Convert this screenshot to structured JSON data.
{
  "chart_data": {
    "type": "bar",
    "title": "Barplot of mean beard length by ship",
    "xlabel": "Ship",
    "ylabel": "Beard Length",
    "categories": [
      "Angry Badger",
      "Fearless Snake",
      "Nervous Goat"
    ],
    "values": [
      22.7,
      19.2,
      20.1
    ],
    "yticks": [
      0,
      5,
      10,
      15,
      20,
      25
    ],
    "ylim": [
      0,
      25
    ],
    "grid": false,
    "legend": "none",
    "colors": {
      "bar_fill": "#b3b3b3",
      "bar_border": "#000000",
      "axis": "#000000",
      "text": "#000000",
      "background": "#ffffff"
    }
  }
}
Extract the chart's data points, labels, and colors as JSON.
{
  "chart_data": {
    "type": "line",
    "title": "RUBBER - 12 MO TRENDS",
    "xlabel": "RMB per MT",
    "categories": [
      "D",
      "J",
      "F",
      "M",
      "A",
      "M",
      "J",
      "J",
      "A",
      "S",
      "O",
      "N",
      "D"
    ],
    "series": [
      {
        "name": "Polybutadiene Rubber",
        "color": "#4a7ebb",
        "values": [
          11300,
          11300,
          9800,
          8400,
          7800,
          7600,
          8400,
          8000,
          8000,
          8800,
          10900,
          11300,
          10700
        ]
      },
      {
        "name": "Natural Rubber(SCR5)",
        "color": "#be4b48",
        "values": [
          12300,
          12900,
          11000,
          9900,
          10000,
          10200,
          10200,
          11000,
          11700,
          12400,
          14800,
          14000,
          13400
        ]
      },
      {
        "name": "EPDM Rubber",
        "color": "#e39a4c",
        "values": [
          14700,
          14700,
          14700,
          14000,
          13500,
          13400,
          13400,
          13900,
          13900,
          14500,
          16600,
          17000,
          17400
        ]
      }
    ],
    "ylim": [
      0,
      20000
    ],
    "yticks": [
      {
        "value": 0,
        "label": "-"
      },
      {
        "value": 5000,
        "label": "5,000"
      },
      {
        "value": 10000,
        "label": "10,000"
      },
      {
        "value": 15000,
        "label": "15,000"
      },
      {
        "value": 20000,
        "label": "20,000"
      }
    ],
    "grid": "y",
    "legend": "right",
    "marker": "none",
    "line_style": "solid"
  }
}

-------

**Challenge**: Sift the material for lines with the string "title". Copy each one found.

**Answer to this exercise**:
    "title": "Barplot of mean beard length by ship",
    "title": "RUBBER - 12 MO TRENDS",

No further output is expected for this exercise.